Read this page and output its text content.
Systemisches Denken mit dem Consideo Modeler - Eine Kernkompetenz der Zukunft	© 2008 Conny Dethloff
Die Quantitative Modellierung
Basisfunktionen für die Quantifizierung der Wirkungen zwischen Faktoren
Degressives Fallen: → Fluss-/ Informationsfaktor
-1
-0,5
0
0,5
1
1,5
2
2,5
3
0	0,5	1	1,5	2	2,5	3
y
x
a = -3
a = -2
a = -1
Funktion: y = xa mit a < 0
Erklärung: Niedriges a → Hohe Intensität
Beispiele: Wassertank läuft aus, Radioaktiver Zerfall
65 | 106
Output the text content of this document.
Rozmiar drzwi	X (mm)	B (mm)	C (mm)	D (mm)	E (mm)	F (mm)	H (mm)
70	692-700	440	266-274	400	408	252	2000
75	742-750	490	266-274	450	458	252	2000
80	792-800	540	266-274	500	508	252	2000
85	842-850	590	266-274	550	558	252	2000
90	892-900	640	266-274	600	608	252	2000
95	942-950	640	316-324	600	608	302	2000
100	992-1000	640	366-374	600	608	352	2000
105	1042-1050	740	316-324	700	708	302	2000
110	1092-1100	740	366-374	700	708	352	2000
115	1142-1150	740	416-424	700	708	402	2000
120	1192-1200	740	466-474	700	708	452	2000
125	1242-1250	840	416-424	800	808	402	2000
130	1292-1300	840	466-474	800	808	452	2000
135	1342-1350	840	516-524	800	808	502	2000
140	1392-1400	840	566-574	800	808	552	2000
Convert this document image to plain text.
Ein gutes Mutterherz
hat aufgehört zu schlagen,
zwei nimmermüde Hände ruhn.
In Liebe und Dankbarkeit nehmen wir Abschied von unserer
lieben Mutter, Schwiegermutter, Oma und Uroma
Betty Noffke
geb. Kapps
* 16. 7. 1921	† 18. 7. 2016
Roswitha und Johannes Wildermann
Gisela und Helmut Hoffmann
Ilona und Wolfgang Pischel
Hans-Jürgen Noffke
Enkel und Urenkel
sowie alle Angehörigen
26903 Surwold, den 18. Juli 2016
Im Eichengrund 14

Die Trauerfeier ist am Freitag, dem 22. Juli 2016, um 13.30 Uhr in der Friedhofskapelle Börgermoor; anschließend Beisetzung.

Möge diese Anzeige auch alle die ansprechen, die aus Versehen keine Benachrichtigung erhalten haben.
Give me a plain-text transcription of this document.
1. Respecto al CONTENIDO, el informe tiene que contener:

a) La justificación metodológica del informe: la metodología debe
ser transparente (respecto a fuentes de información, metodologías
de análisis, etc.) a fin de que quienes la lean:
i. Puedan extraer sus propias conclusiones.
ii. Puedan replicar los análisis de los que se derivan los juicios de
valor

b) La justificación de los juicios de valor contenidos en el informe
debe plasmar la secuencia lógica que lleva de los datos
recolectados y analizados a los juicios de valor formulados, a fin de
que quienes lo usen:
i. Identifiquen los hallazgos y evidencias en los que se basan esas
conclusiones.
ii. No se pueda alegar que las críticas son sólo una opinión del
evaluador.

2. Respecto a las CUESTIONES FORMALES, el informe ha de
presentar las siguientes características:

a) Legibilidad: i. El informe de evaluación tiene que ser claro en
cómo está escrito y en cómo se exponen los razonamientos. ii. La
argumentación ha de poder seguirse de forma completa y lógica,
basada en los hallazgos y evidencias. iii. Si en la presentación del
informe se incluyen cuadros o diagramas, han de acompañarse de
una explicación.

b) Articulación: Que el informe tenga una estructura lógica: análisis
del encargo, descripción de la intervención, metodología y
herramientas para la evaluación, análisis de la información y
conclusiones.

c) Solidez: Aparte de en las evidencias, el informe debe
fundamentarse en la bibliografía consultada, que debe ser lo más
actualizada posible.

::::::::

CHALLENGE: Write out every line from the records above, word for word.

RESULT:
Read this page and output its text content.
Systemisches Denken mit dem Consideo Modeler - Eine Kernkompetenz der Zukunft	© 2008 Conny Dethloff
Die Quantitative Modellierung
Basisfunktionen für die Quantifizierung der Wirkungen zwischen Faktoren
Degressives Fallen: → Fluss-/ Informationsfaktor
-1
-0,5
0
0,5
1
1,5
2
2,5
3
0	0,5	1	1,5	2	2,5	3
y
x
a = -3
a = -2
a = -1
Funktion: y = xa mit a < 0
Erklärung: Niedriges a → Hohe Intensität
Beispiele: Wassertank läuft aus, Radioaktiver Zerfall
65 | 106
Output the text content of this document.
Rozmiar drzwi	X (mm)	B (mm)	C (mm)	D (mm)	E (mm)	F (mm)	H (mm)
70	692-700	440	266-274	400	408	252	2000
75	742-750	490	266-274	450	458	252	2000
80	792-800	540	266-274	500	508	252	2000
85	842-850	590	266-274	550	558	252	2000
90	892-900	640	266-274	600	608	252	2000
95	942-950	640	316-324	600	608	302	2000
100	992-1000	640	366-374	600	608	352	2000
105	1042-1050	740	316-324	700	708	302	2000
110	1092-1100	740	366-374	700	708	352	2000
115	1142-1150	740	416-424	700	708	402	2000
120	1192-1200	740	466-474	700	708	452	2000
125	1242-1250	840	416-424	800	808	402	2000
130	1292-1300	840	466-474	800	808	452	2000
135	1342-1350	840	516-524	800	808	502	2000
140	1392-1400	840	566-574	800	808	552	2000
Convert this document image to plain text.
Ein gutes Mutterherz
hat aufgehört zu schlagen,
zwei nimmermüde Hände ruhn.
In Liebe und Dankbarkeit nehmen wir Abschied von unserer
lieben Mutter, Schwiegermutter, Oma und Uroma
Betty Noffke
geb. Kapps
* 16. 7. 1921	† 18. 7. 2016
Roswitha und Johannes Wildermann
Gisela und Helmut Hoffmann
Ilona und Wolfgang Pischel
Hans-Jürgen Noffke
Enkel und Urenkel
sowie alle Angehörigen
26903 Surwold, den 18. Juli 2016
Im Eichengrund 14

Die Trauerfeier ist am Freitag, dem 22. Juli 2016, um 13.30 Uhr in der Friedhofskapelle Börgermoor; anschließend Beisetzung.

Möge diese Anzeige auch alle die ansprechen, die aus Versehen keine Benachrichtigung erhalten haben.
Give me a plain-text transcription of this document.
1. Respecto al CONTENIDO, el informe tiene que contener:

a) La justificación metodológica del informe: la metodología debe
ser transparente (respecto a fuentes de información, metodologías
de análisis, etc.) a fin de que quienes la lean:
i. Puedan extraer sus propias conclusiones.
ii. Puedan replicar los análisis de los que se derivan los juicios de
valor

b) La justificación de los juicios de valor contenidos en el informe
debe plasmar la secuencia lógica que lleva de los datos
recolectados y analizados a los juicios de valor formulados, a fin de
que quienes lo usen:
i. Identifiquen los hallazgos y evidencias en los que se basan esas
conclusiones.
ii. No se pueda alegar que las críticas son sólo una opinión del
evaluador.

2. Respecto a las CUESTIONES FORMALES, el informe ha de
presentar las siguientes características:

a) Legibilidad: i. El informe de evaluación tiene que ser claro en
cómo está escrito y en cómo se exponen los razonamientos. ii. La
argumentación ha de poder seguirse de forma completa y lógica,
basada en los hallazgos y evidencias. iii. Si en la presentación del
informe se incluyen cuadros o diagramas, han de acompañarse de
una explicación.

b) Articulación: Que el informe tenga una estructura lógica: análisis
del encargo, descripción de la intervención, metodología y
herramientas para la evaluación, análisis de la información y
conclusiones.

c) Solidez: Aparte de en las evidencias, el informe debe
fundamentarse en la bibliografía consultada, que debe ser lo más
actualizada posible.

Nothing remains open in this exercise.